## Your instructions
Reproduce all entries precisely as they are written.

Source records
## Start

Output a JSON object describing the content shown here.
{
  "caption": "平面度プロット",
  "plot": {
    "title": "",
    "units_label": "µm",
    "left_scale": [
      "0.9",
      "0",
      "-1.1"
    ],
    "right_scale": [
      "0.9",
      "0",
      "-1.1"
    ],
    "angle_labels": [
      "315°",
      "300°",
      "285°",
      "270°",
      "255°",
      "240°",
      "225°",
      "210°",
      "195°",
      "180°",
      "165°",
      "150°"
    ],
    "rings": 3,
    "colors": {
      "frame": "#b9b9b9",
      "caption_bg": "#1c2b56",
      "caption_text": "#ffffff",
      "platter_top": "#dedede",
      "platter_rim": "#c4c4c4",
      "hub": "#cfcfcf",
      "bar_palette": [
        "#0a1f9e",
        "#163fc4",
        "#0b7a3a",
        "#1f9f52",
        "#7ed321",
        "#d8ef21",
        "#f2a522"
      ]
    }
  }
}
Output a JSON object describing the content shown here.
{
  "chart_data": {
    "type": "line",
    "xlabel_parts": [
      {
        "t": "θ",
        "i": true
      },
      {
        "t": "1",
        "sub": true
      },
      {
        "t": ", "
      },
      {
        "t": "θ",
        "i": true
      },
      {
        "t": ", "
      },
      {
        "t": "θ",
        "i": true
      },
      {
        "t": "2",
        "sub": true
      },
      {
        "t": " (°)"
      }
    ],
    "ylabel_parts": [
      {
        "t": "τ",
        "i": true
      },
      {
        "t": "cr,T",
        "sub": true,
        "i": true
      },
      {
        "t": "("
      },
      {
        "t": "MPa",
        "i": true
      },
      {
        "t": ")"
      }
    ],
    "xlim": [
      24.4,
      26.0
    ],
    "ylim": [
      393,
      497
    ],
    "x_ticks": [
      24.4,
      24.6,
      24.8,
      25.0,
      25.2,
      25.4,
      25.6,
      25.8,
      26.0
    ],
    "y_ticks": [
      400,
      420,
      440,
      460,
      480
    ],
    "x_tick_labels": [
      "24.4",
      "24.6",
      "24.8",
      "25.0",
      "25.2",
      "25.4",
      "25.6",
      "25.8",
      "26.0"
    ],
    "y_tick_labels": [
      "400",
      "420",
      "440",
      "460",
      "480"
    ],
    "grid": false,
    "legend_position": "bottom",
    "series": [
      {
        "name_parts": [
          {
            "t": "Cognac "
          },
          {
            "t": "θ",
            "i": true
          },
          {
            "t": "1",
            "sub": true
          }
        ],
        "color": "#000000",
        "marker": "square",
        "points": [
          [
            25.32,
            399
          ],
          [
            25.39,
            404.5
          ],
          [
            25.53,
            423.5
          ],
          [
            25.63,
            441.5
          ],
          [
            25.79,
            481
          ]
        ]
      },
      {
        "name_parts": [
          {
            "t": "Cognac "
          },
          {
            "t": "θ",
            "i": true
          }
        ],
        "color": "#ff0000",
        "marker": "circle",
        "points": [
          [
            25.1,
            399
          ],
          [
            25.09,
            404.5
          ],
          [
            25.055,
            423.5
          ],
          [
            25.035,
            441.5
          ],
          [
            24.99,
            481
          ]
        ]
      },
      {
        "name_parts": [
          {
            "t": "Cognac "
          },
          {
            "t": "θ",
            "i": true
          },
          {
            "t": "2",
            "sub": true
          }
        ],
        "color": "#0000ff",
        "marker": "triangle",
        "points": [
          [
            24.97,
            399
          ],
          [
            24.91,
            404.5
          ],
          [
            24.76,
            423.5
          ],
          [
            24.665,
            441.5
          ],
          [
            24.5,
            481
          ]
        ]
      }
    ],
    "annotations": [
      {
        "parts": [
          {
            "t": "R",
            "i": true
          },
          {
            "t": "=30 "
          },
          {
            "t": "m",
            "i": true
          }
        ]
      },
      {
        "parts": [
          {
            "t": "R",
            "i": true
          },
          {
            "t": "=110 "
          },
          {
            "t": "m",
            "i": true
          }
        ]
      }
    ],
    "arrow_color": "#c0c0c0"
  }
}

## End

## Correct result
Output a JSON object describing the content shown here.
{
  "caption": "平面度プロット",
  "plot": {
    "title": "",
    "units_label": "µm",
    "left_scale": [
      "0.9",
      "0",
      "-1.1"
    ],
    "right_scale": [
      "0.9",
      "0",
      "-1.1"
    ],
    "angle_labels": [
      "315°",
      "300°",
      "285°",
      "270°",
      "255°",
      "240°",
      "225°",
      "210°",
      "195°",
      "180°",
      "165°",
      "150°"
    ],
    "rings": 3,
    "colors": {
      "frame": "#b9b9b9",
      "caption_bg": "#1c2b56",
      "caption_text": "#ffffff",
      "platter_top": "#dedede",
      "platter_rim": "#c4c4c4",
      "hub": "#cfcfcf",
      "bar_palette": [
        "#0a1f9e",
        "#163fc4",
        "#0b7a3a",
        "#1f9f52",
        "#7ed321",
        "#d8ef21",
        "#f2a522"
      ]
    }
  }
}
Output a JSON object describing the content shown here.
{
  "chart_data": {
    "type": "line",
    "xlabel_parts": [
      {
        "t": "θ",
        "i": true
      },
      {
        "t": "1",
        "sub": true
      },
      {
        "t": ", "
      },
      {
        "t": "θ",
        "i": true
      },
      {
        "t": ", "
      },
      {
        "t": "θ",
        "i": true
      },
      {
        "t": "2",
        "sub": true
      },
      {
        "t": " (°)"
      }
    ],
    "ylabel_parts": [
      {
        "t": "τ",
        "i": true
      },
      {
        "t": "cr,T",
        "sub": true,
        "i": true
      },
      {
        "t": "("
      },
      {
        "t": "MPa",
        "i": true
      },
      {
        "t": ")"
      }
    ],
    "xlim": [
      24.4,
      26.0
    ],
    "ylim": [
      393,
      497
    ],
    "x_ticks": [
      24.4,
      24.6,
      24.8,
      25.0,
      25.2,
      25.4,
      25.6,
      25.8,
      26.0
    ],
    "y_ticks": [
      400,
      420,
      440,
      460,
      480
    ],
    "x_tick_labels": [
      "24.4",
      "24.6",
      "24.8",
      "25.0",
      "25.2",
      "25.4",
      "25.6",
      "25.8",
      "26.0"
    ],
    "y_tick_labels": [
      "400",
      "420",
      "440",
      "460",
      "480"
    ],
    "grid": false,
    "legend_position": "bottom",
    "series": [
      {
        "name_parts": [
          {
            "t": "Cognac "
          },
          {
            "t": "θ",
            "i": true
          },
          {
            "t": "1",
            "sub": true
          }
        ],
        "color": "#000000",
        "marker": "square",
        "points": [
          [
            25.32,
            399
          ],
          [
            25.39,
            404.5
          ],
          [
            25.53,
            423.5
          ],
          [
            25.63,
            441.5
          ],
          [
            25.79,
            481
          ]
        ]
      },
      {
        "name_parts": [
          {
            "t": "Cognac "
          },
          {
            "t": "θ",
            "i": true
          }
        ],
        "color": "#ff0000",
        "marker": "circle",
        "points": [
          [
            25.1,
            399
          ],
          [
            25.09,
            404.5
          ],
          [
            25.055,
            423.5
          ],
          [
            25.035,
            441.5
          ],
          [
            24.99,
            481
          ]
        ]
      },
      {
        "name_parts": [
          {
            "t": "Cognac "
          },
          {
            "t": "θ",
            "i": true
          },
          {
            "t": "2",
            "sub": true
          }
        ],
        "color": "#0000ff",
        "marker": "triangle",
        "points": [
          [
            24.97,
            399
          ],
          [
            24.91,
            404.5
          ],
          [
            24.76,
            423.5
          ],
          [
            24.665,
            441.5
          ],
          [
            24.5,
            481
          ]
        ]
      }
    ],
    "annotations": [
      {
        "parts": [
          {
            "t": "R",
            "i": true
          },
          {
            "t": "=30 "
          },
          {
            "t": "m",
            "i": true
          }
        ]
      },
      {
        "parts": [
          {
            "t": "R",
            "i": true
          },
          {
            "t": "=110 "
          },
          {
            "t": "m",
            "i": true
          }
        ]
      }
    ],
    "arrow_color": "#c0c0c0"
  }
}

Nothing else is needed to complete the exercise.